Page text —
Content starts

The Gaston Fire Tower, a fire lookout tower first built in 1936 standing at 499 feet tall, was added to the National Historic Lookout Register in 2013.

==Geography==
Gaston is located on the banks of Bull Swamp Creek. According to the United States Census Bureau, the town has a total area of 3.4 sqmi, all land.

==Demographics==

Historical population
| Census | Pop. | Note | %± |
| 1980 | 960 |  | — |
| 1990 | 984 |  | 2.5% |
| 2000 | 1,304 |  | 32.5% |
| 2010 | 1,645 |  | 26.2% |
| 2020 | 1,608 |  | −2.2% |
U.S. Decennial Census

===2020 census===

Gaston racial composition
| Race | Num. | Perc. |
|---|---|---|
| White (non-Hispanic) | 1,043 | 64.86% |
| Black or African American (non-Hispanic) | 228 | 14.18% |
| Native American | 6 | 0.37% |
| Asian | 10 | 0.62% |
| Pacific Islander | 1 | 0.06% |
| Other/Mixed | 100 | 6.22% |
| Hispanic or Latino | 220 | 13.68% |

As of the 2020 United States census, there were 1,608 people, 684 households, and 458 families residing in the town.

===2000 census===
As of the census of 2000, there were 1,304 people, 484 households, and 366 families residing in the town. The population density was 380.6 PD/sqmi. There were 532 housing units at an average density of 155.3 /sqmi. The racial makeup of the town was 95.71% White, 1.07% African American, 0.84% Native American, 0.46% from other races, and 1.92% from two or more races. Hispanic or Latino of any race were 1.92% of the population.

There were 484 households, out of which 40.9% had children under the age of 18 living with them, 60.1% were married couples living together, 10.7% had a female householder with no husband present, and 24.2% were non-families. 19.4% of all households were made up of individuals, and 4.8% had someone living alone who was 65 years of age or older. The average household size was 2.69 and the average family size was 3.08.

Content ends

Stored data entries:
Content starts

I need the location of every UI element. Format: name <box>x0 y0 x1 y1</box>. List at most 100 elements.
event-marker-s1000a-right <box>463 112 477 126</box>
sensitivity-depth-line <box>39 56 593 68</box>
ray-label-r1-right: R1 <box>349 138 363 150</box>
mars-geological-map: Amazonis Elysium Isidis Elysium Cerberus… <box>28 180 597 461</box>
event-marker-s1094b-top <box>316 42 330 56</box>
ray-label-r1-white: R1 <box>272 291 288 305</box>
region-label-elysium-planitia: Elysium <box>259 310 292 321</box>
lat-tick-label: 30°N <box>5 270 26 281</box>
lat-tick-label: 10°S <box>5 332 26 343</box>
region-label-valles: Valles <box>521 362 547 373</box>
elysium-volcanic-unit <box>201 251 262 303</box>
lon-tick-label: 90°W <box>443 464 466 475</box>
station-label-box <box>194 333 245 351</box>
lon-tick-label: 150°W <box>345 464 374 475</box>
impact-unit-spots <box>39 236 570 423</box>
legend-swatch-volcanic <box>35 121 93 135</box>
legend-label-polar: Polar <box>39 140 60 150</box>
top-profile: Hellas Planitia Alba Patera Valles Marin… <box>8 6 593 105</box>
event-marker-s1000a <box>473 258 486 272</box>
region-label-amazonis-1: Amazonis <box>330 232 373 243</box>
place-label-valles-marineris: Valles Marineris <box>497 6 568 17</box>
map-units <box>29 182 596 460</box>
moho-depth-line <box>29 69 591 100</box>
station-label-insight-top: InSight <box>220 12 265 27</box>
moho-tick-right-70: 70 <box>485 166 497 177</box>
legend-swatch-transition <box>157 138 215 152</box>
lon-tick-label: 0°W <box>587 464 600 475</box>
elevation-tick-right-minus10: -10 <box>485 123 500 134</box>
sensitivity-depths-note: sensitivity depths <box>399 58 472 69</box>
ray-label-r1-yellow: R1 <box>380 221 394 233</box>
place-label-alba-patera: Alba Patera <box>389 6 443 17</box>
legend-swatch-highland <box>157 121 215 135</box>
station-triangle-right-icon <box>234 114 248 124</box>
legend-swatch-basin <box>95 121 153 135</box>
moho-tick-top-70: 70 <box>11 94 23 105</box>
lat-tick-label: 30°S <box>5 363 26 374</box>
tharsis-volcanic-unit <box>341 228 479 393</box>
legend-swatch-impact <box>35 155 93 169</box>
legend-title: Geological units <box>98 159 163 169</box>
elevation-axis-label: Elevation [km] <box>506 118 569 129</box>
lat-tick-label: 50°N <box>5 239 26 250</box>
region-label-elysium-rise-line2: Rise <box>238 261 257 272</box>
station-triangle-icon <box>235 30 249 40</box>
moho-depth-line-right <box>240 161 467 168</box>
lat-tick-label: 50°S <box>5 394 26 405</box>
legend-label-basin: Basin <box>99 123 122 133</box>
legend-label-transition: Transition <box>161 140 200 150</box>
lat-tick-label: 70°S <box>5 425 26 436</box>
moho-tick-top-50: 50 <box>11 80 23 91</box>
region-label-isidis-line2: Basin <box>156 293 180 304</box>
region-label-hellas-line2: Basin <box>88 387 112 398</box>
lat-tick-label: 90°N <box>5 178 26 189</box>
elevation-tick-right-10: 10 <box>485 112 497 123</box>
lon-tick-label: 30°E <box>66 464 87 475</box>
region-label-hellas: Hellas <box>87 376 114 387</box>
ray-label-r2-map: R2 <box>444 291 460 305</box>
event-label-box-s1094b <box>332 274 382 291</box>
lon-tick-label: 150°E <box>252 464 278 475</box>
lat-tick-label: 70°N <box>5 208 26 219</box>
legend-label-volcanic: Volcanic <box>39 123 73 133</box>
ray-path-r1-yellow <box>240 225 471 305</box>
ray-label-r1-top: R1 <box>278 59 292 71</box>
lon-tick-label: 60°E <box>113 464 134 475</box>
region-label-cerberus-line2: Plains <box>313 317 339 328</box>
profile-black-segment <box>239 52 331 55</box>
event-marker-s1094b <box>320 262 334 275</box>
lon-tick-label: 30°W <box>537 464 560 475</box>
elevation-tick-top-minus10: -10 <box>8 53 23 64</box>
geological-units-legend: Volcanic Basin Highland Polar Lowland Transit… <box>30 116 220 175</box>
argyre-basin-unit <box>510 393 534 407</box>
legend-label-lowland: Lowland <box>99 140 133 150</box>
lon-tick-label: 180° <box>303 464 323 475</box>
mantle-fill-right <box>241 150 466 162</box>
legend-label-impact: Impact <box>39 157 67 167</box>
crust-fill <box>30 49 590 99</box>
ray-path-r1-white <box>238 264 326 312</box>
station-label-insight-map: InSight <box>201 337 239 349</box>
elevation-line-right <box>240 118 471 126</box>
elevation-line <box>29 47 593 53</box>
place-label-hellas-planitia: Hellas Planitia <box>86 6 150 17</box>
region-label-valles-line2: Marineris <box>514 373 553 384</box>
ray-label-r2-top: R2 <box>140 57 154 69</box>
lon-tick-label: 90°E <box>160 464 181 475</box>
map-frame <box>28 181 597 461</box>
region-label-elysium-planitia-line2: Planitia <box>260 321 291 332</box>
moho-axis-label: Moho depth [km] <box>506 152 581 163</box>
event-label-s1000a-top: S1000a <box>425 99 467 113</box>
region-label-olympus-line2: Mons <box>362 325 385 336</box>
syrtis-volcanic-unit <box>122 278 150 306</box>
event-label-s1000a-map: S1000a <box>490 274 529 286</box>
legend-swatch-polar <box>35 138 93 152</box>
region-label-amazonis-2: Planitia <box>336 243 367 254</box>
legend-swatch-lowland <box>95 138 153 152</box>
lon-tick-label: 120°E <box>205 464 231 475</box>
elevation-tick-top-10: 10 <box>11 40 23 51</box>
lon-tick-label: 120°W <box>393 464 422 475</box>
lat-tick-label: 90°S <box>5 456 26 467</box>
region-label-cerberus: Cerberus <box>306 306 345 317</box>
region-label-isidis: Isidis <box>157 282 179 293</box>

Content ends

Work item A —
According to the text about Gaston, on the banks of which creek does the town sit?
Work item B —
Rewrite the passage of the text about Gaston that starts with the words containing "The Gaston Fire" and ends with "Register in 2013.", changing "1936" to "1937".
These entries are separate material and are not part of the text about Gaston.

Response A —
Bull Swamp Creek.

Response B —
The Gaston Fire Tower, a fire lookout tower first built in 1937 standing at 499 feet tall, was added to the National Historic Lookout Register in 2013.